=== WRITTEN TASK ===
Return each line of the listing below, unchanged, and omit the images.

+ + + + + + +

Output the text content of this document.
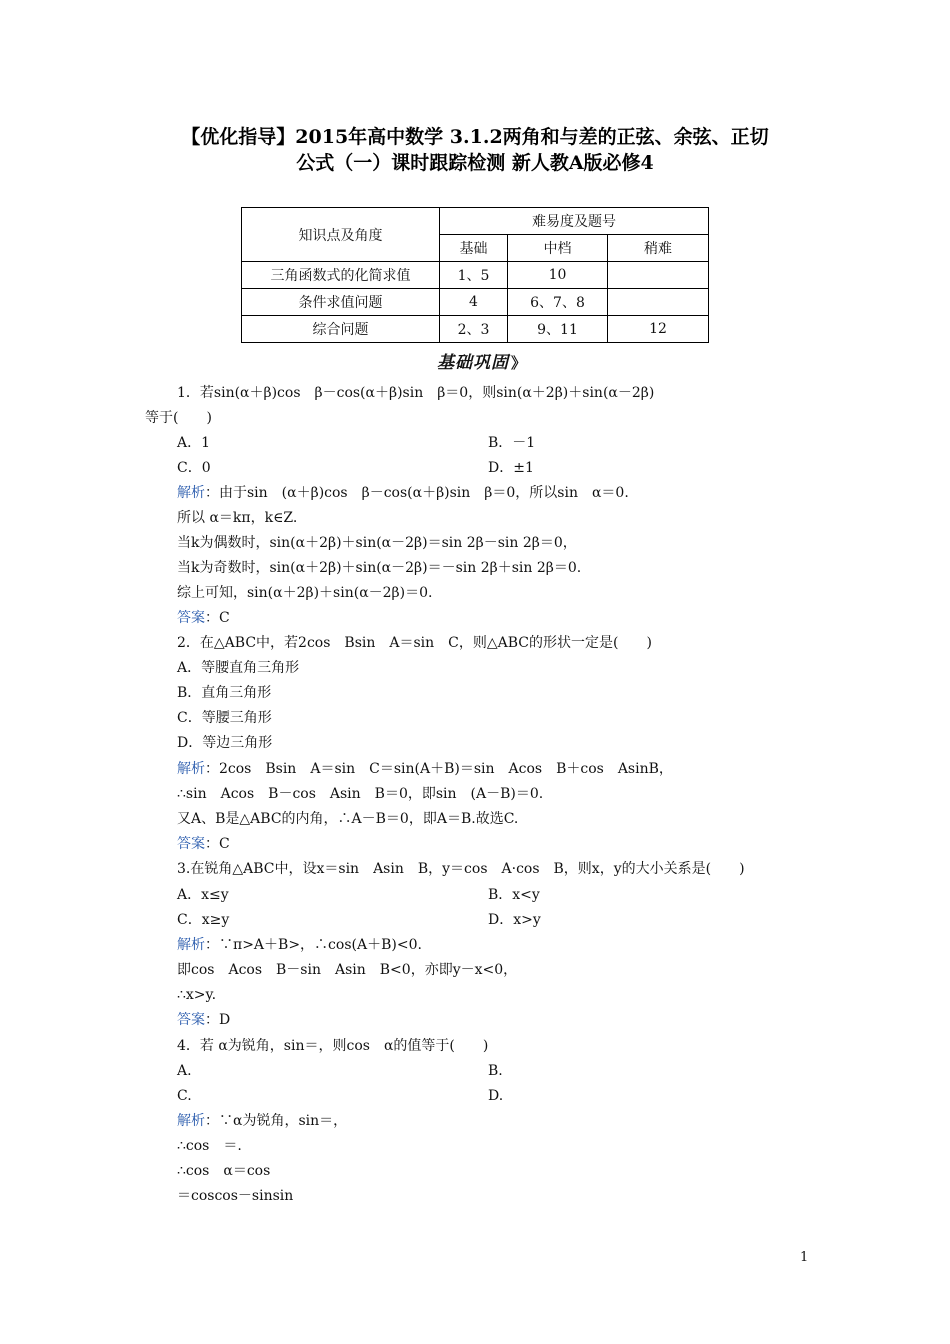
【优化指导】2015年高中数学 3.1.2两角和与差的正弦、余弦、正切
公式（一）课时跟踪检测 新人教A版必修4
知识点及角度	难易度及题号		
	基础	中档	稍难
三角函数式的化简求值	1、5	10	
条件求值问题	4	6、7、8	
综合问题	2、3	9、11	12
基础巩固 》
1．若sin(α＋β)cos　β－cos(α＋β)sin　β＝0，则sin(α＋2β)＋sin(α－2β)
等于(　　)
A．1	B．－1
C．0	D．±1
解析：由于sin　(α＋β)cos　β－cos(α＋β)sin　β＝0，所以sin　α＝0.
所以 α＝kπ，k∈Z.
当k为偶数时，sin(α＋2β)＋sin(α－2β)＝sin 2β－sin 2β＝0，
当k为奇数时，sin(α＋2β)＋sin(α－2β)＝－sin 2β＋sin 2β＝0.
综上可知，sin(α＋2β)＋sin(α－2β)＝0.
答案：C
2．在△ABC中，若2cos　Bsin　A＝sin　C，则△ABC的形状一定是(　　)
A．等腰直角三角形
B．直角三角形
C．等腰三角形
D．等边三角形
解析：2cos　Bsin　A＝sin　C＝sin(A＋B)＝sin　Acos　B＋cos　AsinB，
∴sin　Acos　B－cos　Asin　B＝0，即sin　(A－B)＝0.
又A、B是△ABC的内角，∴A－B＝0，即A＝B.故选C.
答案：C
3.在锐角△ABC中，设x＝sin　Asin　B，y＝cos　A·cos　B，则x，y的大小关系是(　　)
A．x≤y	B．x<y
C．x≥y	D．x>y
解析：∵π>A＋B>，∴cos(A＋B)<0.
即cos　Acos　B－sin　Asin　B<0，亦即y－x<0，
∴x>y.
答案：D
4．若 α为锐角，sin＝，则cos　α的值等于(　　)
A.	B.
C.	D.
解析：∵α为锐角，sin＝，
∴cos　＝.
∴cos　α＝cos
＝coscos－sinsin
1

+ + + + + + +

=== RESPONSE ===
Output the text content of this document.
【优化指导】2015年高中数学 3.1.2两角和与差的正弦、余弦、正切
公式（一）课时跟踪检测 新人教A版必修4
知识点及角度	难易度及题号		
	基础	中档	稍难
三角函数式的化简求值	1、5	10	
条件求值问题	4	6、7、8	
综合问题	2、3	9、11	12
基础巩固 》
1．若sin(α＋β)cos　β－cos(α＋β)sin　β＝0，则sin(α＋2β)＋sin(α－2β)
等于(　　)
A．1	B．－1
C．0	D．±1
解析：由于sin　(α＋β)cos　β－cos(α＋β)sin　β＝0，所以sin　α＝0.
所以 α＝kπ，k∈Z.
当k为偶数时，sin(α＋2β)＋sin(α－2β)＝sin 2β－sin 2β＝0，
当k为奇数时，sin(α＋2β)＋sin(α－2β)＝－sin 2β＋sin 2β＝0.
综上可知，sin(α＋2β)＋sin(α－2β)＝0.
答案：C
2．在△ABC中，若2cos　Bsin　A＝sin　C，则△ABC的形状一定是(　　)
A．等腰直角三角形
B．直角三角形
C．等腰三角形
D．等边三角形
解析：2cos　Bsin　A＝sin　C＝sin(A＋B)＝sin　Acos　B＋cos　AsinB，
∴sin　Acos　B－cos　Asin　B＝0，即sin　(A－B)＝0.
又A、B是△ABC的内角，∴A－B＝0，即A＝B.故选C.
答案：C
3.在锐角△ABC中，设x＝sin　Asin　B，y＝cos　A·cos　B，则x，y的大小关系是(　　)
A．x≤y	B．x<y
C．x≥y	D．x>y
解析：∵π>A＋B>，∴cos(A＋B)<0.
即cos　Acos　B－sin　Asin　B<0，亦即y－x<0，
∴x>y.
答案：D
4．若 α为锐角，sin＝，则cos　α的值等于(　　)
A.	B.
C.	D.
解析：∵α为锐角，sin＝，
∴cos　＝.
∴cos　α＝cos
＝coscos－sinsin
1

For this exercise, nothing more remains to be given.